» À produire
Recopiez l'extrait sur l'aveu de "2e Civ., 8 décembre 2022, n° 21-17.446, (B), FRH" à "d'un préjudice (non)", en changeant "Cassation" en "Rejet".

» Extrait
>>>

Numéro 12 - Décembre 2022

Bulletin des arrêts des chambres civiles

Bulletin des arrêts des chambres civiles

Numéro 12 - Décembre 2022

AVEU

2e Civ., 8 décembre 2022, n° 21-17.446, (B), FRH

Cassation

Définition – Composantes – Reconnaissance non-équivoque d' un fait – Cas – Modalités de calcul d'un préjudice (non)

Il résulte des articles 1383 et 1383-2 du code civil que l'aveu, qu'il soit judiciaire ou extrajudiciaire, exige de la part de son auteur une manifestation non équivoque de sa volonté de reconnaître pour vrai un fait de nature à produire contre lui des conséquences juridiques.

<<<

Un bloc de données
>>>

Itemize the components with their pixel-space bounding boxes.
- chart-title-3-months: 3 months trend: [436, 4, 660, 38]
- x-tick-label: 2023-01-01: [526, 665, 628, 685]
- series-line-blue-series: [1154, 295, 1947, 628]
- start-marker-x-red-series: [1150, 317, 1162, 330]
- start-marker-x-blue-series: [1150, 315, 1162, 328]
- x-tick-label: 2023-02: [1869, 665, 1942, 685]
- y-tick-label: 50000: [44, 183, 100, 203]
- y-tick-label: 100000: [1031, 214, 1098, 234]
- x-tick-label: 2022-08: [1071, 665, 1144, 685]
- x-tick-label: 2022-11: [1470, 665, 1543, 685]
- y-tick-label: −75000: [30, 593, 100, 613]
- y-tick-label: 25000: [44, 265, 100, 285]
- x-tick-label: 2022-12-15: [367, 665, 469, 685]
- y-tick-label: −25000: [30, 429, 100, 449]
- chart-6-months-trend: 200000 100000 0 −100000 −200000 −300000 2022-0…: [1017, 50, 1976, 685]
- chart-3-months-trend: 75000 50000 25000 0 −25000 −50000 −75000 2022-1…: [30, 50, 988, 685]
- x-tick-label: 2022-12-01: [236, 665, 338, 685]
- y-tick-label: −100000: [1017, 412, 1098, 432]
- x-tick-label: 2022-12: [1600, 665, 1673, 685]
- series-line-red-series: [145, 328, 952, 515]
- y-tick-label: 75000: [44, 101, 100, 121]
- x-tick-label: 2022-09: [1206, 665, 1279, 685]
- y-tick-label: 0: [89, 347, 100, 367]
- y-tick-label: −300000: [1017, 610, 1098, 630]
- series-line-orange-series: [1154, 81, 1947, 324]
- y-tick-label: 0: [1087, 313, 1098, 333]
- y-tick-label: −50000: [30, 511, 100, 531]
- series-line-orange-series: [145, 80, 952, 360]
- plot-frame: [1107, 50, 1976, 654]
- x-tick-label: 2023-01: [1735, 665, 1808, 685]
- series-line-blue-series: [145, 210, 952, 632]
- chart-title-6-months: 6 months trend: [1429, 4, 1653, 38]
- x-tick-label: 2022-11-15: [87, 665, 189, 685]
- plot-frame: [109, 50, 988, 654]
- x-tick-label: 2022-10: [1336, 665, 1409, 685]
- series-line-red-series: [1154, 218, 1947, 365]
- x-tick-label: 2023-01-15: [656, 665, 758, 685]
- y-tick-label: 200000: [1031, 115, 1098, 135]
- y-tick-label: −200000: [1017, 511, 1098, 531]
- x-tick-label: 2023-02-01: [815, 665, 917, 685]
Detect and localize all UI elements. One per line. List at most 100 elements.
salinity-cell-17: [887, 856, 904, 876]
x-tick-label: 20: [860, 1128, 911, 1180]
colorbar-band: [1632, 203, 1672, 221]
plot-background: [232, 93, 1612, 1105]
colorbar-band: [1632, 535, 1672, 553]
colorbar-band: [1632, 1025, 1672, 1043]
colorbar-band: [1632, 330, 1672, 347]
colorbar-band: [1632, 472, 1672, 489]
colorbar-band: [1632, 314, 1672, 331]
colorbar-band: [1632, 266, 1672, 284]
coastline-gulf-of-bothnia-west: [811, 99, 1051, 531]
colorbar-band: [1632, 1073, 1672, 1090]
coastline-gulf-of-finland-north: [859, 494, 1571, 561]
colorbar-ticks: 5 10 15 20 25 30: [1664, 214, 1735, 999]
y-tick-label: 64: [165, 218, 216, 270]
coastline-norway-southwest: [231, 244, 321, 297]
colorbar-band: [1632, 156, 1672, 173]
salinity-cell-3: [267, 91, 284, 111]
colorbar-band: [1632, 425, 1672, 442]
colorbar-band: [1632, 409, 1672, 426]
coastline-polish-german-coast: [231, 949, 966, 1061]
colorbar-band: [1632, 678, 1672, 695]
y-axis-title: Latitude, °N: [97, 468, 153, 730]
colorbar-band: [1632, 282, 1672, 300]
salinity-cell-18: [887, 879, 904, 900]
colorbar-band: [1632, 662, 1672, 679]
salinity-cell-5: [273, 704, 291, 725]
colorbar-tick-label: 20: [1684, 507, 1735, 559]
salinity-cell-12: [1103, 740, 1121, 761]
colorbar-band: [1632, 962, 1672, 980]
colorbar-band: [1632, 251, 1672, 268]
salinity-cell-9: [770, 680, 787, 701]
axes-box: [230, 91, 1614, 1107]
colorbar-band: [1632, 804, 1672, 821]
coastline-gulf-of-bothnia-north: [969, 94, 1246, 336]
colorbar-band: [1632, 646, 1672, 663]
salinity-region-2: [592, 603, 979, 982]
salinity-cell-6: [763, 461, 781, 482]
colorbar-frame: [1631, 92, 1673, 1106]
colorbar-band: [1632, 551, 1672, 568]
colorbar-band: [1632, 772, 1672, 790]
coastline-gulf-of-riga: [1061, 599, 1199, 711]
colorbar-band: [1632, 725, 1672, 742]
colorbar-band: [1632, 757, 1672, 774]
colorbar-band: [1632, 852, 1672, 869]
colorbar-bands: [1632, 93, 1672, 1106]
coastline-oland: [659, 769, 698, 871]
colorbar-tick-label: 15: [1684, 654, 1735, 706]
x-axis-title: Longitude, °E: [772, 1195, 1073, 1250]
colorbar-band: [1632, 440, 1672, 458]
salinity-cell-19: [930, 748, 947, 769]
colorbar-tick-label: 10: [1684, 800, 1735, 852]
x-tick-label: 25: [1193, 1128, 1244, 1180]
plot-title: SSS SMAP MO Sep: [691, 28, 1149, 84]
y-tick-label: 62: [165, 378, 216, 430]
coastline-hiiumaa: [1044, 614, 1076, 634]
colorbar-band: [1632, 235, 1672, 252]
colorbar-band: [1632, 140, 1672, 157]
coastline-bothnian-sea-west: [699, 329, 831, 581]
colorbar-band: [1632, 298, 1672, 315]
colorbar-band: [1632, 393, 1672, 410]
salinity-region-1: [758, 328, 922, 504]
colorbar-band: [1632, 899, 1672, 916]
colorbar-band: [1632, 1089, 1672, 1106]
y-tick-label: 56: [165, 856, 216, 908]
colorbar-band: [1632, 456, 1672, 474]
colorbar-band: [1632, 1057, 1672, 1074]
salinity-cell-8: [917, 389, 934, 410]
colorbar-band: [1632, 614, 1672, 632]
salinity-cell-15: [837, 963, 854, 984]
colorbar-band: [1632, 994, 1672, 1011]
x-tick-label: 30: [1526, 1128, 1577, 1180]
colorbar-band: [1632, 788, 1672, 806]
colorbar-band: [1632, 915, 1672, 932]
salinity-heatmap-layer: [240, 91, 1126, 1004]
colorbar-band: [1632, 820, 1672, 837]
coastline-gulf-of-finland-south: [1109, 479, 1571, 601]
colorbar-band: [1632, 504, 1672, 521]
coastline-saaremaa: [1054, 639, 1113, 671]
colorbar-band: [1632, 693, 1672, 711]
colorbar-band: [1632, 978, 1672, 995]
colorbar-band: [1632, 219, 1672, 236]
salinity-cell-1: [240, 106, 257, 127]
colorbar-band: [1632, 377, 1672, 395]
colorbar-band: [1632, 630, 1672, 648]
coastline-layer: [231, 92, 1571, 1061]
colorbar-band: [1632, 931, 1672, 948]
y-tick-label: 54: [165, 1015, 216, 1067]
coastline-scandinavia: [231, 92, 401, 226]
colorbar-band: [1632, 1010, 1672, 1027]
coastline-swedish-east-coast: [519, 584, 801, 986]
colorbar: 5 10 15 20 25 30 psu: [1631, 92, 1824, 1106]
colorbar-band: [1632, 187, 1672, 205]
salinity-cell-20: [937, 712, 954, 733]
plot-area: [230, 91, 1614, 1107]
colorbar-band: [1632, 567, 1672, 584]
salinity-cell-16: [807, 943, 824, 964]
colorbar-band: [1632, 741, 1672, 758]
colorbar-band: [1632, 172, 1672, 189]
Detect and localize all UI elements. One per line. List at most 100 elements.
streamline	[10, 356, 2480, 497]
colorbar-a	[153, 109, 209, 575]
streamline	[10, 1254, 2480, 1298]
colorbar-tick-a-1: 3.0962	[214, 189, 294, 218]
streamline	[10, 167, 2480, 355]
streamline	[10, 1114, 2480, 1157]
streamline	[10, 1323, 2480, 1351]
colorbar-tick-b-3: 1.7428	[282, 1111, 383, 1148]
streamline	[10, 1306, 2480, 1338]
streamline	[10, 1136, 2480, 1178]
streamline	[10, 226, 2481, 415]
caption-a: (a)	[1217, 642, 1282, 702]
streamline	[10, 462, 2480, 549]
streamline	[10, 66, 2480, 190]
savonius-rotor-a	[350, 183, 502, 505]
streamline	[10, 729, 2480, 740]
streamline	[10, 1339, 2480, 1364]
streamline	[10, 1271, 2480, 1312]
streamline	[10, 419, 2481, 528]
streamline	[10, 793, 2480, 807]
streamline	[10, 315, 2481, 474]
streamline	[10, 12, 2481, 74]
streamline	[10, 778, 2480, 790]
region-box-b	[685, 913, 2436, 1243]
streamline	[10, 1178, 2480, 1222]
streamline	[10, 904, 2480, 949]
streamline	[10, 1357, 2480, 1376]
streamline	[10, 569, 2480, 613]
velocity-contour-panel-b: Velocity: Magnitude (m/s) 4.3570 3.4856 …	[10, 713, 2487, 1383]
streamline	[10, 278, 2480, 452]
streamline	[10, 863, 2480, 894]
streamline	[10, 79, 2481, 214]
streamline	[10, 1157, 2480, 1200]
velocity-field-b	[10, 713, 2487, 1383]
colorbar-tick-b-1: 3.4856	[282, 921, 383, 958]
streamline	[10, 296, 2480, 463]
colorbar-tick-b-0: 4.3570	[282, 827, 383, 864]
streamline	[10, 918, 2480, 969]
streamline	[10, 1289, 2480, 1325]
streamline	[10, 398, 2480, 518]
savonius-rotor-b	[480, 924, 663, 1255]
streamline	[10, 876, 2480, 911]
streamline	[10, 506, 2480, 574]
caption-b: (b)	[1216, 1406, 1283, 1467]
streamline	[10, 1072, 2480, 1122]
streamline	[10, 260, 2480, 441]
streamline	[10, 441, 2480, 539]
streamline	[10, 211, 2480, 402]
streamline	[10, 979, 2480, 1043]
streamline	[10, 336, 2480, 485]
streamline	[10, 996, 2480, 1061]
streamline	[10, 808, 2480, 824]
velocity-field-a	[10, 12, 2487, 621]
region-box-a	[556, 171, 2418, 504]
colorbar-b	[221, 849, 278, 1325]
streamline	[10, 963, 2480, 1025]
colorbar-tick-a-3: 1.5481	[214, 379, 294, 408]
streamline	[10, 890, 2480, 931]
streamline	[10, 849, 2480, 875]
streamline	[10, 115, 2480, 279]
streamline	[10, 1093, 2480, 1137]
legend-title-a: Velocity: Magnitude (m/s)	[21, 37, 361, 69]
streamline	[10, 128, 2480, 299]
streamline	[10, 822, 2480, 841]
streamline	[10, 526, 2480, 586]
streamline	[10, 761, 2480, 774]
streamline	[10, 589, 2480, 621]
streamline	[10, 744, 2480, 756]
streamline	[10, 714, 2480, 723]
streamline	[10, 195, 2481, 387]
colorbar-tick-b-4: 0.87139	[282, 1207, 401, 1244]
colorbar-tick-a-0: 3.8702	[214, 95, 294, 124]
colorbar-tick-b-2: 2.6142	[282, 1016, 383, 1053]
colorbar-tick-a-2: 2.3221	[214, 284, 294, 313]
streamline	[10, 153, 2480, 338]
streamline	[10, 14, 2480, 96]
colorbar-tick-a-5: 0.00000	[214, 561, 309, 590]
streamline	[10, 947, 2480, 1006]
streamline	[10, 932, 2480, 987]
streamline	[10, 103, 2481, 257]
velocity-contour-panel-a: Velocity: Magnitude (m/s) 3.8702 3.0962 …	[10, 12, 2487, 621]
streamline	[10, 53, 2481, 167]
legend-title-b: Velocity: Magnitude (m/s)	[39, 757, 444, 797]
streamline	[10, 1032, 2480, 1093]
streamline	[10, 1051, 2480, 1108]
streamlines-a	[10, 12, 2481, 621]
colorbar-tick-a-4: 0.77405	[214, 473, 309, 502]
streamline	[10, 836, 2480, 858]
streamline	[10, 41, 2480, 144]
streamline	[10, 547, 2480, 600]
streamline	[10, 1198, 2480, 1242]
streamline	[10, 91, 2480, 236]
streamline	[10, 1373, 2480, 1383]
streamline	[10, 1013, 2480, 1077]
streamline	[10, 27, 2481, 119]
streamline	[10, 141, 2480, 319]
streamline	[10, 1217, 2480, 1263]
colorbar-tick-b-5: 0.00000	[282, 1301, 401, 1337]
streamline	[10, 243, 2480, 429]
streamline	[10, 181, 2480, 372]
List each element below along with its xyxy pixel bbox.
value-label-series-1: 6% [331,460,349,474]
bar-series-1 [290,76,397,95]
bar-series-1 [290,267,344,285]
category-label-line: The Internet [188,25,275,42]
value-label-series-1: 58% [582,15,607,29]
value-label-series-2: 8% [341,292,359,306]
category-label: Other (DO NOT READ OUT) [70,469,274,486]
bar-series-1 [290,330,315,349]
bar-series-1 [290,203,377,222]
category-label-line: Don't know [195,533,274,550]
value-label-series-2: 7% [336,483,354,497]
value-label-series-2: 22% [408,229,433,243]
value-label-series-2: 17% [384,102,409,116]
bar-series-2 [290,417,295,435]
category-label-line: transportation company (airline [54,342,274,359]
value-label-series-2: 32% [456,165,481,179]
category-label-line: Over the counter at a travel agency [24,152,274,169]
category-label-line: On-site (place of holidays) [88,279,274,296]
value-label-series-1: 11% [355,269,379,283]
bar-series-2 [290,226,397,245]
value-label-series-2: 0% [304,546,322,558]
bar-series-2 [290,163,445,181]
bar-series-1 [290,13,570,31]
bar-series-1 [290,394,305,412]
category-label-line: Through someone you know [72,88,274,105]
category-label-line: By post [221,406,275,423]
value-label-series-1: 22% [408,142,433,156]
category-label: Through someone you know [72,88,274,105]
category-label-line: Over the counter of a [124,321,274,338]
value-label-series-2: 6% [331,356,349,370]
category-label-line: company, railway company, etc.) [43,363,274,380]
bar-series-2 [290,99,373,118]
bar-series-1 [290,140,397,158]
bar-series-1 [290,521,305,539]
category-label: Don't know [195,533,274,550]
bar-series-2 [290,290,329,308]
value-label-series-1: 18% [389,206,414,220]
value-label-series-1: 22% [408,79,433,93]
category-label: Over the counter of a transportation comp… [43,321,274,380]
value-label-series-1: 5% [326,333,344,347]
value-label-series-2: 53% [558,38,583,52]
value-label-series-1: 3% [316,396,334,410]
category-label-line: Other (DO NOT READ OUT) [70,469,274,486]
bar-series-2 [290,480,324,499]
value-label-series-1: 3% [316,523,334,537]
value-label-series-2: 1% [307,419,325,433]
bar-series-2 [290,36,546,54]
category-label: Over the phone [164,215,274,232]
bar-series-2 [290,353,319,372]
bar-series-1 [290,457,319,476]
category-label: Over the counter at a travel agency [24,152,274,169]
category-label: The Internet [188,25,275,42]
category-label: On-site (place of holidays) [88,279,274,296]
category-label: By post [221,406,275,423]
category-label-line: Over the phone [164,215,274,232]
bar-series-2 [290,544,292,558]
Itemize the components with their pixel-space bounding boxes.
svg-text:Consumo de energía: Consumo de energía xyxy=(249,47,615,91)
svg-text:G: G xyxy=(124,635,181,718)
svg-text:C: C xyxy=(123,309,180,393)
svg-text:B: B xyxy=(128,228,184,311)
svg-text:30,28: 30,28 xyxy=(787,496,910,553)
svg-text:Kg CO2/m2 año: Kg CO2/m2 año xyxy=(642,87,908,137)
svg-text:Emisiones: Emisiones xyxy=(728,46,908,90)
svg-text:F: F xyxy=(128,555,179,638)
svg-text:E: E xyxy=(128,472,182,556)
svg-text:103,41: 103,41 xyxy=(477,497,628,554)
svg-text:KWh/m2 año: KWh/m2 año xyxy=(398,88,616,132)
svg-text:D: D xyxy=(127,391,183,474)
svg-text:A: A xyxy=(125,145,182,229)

<<<

» Résultat
2e Civ., 8 décembre 2022, n° 21-17.446, (B), FRH

Rejet

Définition – Composantes – Reconnaissance non-équivoque d' un fait – Cas – Modalités de calcul d'un préjudice (non)